## Start

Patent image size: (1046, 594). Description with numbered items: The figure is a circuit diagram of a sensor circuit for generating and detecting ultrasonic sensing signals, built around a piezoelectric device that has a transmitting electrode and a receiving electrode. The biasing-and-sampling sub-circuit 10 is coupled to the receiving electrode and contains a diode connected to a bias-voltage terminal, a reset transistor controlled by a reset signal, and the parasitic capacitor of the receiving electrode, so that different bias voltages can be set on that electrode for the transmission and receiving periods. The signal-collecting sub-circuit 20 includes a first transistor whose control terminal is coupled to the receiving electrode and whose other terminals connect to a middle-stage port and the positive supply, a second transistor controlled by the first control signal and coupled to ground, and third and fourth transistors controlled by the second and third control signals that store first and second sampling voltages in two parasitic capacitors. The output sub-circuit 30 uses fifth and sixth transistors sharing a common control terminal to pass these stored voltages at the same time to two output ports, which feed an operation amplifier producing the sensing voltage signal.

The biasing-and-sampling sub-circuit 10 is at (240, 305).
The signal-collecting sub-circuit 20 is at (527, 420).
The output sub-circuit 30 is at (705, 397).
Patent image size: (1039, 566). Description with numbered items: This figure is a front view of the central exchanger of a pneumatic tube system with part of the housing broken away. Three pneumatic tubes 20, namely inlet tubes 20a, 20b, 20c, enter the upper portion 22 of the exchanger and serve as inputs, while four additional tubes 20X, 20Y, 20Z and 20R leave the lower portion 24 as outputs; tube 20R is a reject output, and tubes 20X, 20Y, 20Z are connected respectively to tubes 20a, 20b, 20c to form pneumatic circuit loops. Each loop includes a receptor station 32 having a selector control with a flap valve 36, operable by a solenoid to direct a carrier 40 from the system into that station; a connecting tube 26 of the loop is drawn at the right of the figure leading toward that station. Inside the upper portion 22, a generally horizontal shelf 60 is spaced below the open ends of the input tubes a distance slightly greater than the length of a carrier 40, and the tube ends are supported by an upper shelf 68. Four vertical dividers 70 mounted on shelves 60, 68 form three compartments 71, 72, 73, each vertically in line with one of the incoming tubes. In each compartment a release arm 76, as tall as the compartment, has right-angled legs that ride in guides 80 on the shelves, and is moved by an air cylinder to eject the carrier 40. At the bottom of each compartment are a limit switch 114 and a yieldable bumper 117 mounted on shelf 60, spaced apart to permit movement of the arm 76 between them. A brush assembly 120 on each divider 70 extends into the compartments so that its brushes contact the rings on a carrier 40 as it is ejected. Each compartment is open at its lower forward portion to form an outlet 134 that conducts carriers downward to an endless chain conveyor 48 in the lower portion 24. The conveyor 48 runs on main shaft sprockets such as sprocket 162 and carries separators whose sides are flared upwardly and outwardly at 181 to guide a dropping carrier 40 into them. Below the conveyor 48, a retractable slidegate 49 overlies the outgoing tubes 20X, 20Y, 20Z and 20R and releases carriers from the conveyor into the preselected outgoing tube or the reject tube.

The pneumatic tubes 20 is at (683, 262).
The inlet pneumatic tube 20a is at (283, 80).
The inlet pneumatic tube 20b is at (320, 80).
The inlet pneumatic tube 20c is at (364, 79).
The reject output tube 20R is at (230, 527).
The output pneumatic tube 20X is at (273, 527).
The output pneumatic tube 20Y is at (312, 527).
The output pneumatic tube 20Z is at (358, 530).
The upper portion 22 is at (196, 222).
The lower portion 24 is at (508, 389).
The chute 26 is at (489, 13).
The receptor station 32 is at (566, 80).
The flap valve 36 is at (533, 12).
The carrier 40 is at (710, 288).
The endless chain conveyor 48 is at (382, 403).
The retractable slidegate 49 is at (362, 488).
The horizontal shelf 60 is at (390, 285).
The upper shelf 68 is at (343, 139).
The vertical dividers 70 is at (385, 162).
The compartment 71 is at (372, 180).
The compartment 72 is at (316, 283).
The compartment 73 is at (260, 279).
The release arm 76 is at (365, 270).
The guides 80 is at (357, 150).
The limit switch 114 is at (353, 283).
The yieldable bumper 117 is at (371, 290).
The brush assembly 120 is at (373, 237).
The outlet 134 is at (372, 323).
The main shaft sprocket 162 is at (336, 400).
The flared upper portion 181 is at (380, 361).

## End

Retype all of the data above word for word, line by line, with nothing left out or changed.

### Problem solution
Patent image size: (1046, 594). Description with numbered items: The figure is a circuit diagram of a sensor circuit for generating and detecting ultrasonic sensing signals, built around a piezoelectric device that has a transmitting electrode and a receiving electrode. The biasing-and-sampling sub-circuit 10 is coupled to the receiving electrode and contains a diode connected to a bias-voltage terminal, a reset transistor controlled by a reset signal, and the parasitic capacitor of the receiving electrode, so that different bias voltages can be set on that electrode for the transmission and receiving periods. The signal-collecting sub-circuit 20 includes a first transistor whose control terminal is coupled to the receiving electrode and whose other terminals connect to a middle-stage port and the positive supply, a second transistor controlled by the first control signal and coupled to ground, and third and fourth transistors controlled by the second and third control signals that store first and second sampling voltages in two parasitic capacitors. The output sub-circuit 30 uses fifth and sixth transistors sharing a common control terminal to pass these stored voltages at the same time to two output ports, which feed an operation amplifier producing the sensing voltage signal.

The biasing-and-sampling sub-circuit 10 is at (240, 305).
The signal-collecting sub-circuit 20 is at (527, 420).
The output sub-circuit 30 is at (705, 397).
Patent image size: (1039, 566). Description with numbered items: This figure is a front view of the central exchanger of a pneumatic tube system with part of the housing broken away. Three pneumatic tubes 20, namely inlet tubes 20a, 20b, 20c, enter the upper portion 22 of the exchanger and serve as inputs, while four additional tubes 20X, 20Y, 20Z and 20R leave the lower portion 24 as outputs; tube 20R is a reject output, and tubes 20X, 20Y, 20Z are connected respectively to tubes 20a, 20b, 20c to form pneumatic circuit loops. Each loop includes a receptor station 32 having a selector control with a flap valve 36, operable by a solenoid to direct a carrier 40 from the system into that station; a connecting tube 26 of the loop is drawn at the right of the figure leading toward that station. Inside the upper portion 22, a generally horizontal shelf 60 is spaced below the open ends of the input tubes a distance slightly greater than the length of a carrier 40, and the tube ends are supported by an upper shelf 68. Four vertical dividers 70 mounted on shelves 60, 68 form three compartments 71, 72, 73, each vertically in line with one of the incoming tubes. In each compartment a release arm 76, as tall as the compartment, has right-angled legs that ride in guides 80 on the shelves, and is moved by an air cylinder to eject the carrier 40. At the bottom of each compartment are a limit switch 114 and a yieldable bumper 117 mounted on shelf 60, spaced apart to permit movement of the arm 76 between them. A brush assembly 120 on each divider 70 extends into the compartments so that its brushes contact the rings on a carrier 40 as it is ejected. Each compartment is open at its lower forward portion to form an outlet 134 that conducts carriers downward to an endless chain conveyor 48 in the lower portion 24. The conveyor 48 runs on main shaft sprockets such as sprocket 162 and carries separators whose sides are flared upwardly and outwardly at 181 to guide a dropping carrier 40 into them. Below the conveyor 48, a retractable slidegate 49 overlies the outgoing tubes 20X, 20Y, 20Z and 20R and releases carriers from the conveyor into the preselected outgoing tube or the reject tube.

The pneumatic tubes 20 is at (683, 262).
The inlet pneumatic tube 20a is at (283, 80).
The inlet pneumatic tube 20b is at (320, 80).
The inlet pneumatic tube 20c is at (364, 79).
The reject output tube 20R is at (230, 527).
The output pneumatic tube 20X is at (273, 527).
The output pneumatic tube 20Y is at (312, 527).
The output pneumatic tube 20Z is at (358, 530).
The upper portion 22 is at (196, 222).
The lower portion 24 is at (508, 389).
The chute 26 is at (489, 13).
The receptor station 32 is at (566, 80).
The flap valve 36 is at (533, 12).
The carrier 40 is at (710, 288).
The endless chain conveyor 48 is at (382, 403).
The retractable slidegate 49 is at (362, 488).
The horizontal shelf 60 is at (390, 285).
The upper shelf 68 is at (343, 139).
The vertical dividers 70 is at (385, 162).
The compartment 71 is at (372, 180).
The compartment 72 is at (316, 283).
The compartment 73 is at (260, 279).
The release arm 76 is at (365, 270).
The guides 80 is at (357, 150).
The limit switch 114 is at (353, 283).
The yieldable bumper 117 is at (371, 290).
The brush assembly 120 is at (373, 237).
The outlet 134 is at (372, 323).
The main shaft sprocket 162 is at (336, 400).
The flared upper portion 181 is at (380, 361).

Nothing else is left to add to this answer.